> [Records supplied]:
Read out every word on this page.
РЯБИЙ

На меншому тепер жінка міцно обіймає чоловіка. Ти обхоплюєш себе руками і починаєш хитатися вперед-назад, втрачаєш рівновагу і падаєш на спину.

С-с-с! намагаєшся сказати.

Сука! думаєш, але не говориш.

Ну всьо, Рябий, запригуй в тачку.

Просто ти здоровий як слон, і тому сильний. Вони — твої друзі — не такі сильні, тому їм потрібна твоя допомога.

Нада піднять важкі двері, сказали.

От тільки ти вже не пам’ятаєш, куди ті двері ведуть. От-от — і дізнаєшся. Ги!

> [Exercise description]: Word for word, write out all of the data above.

> [Written reply]:
Read out every word on this page.
РЯБИЙ

На меншому тепер жінка міцно обіймає чоловіка. Ти обхоплюєш себе руками і починаєш хитатися вперед-назад, втрачаєш рівновагу і падаєш на спину.

С-с-с! намагаєшся сказати.

Сука! думаєш, але не говориш.

Ну всьо, Рябий, запригуй в тачку.

Просто ти здоровий як слон, і тому сильний. Вони — твої друзі — не такі сильні, тому їм потрібна твоя допомога.

Нада піднять важкі двері, сказали.

От тільки ти вже не пам’ятаєш, куди ті двері ведуть. От-от — і дізнаєшся. Ги!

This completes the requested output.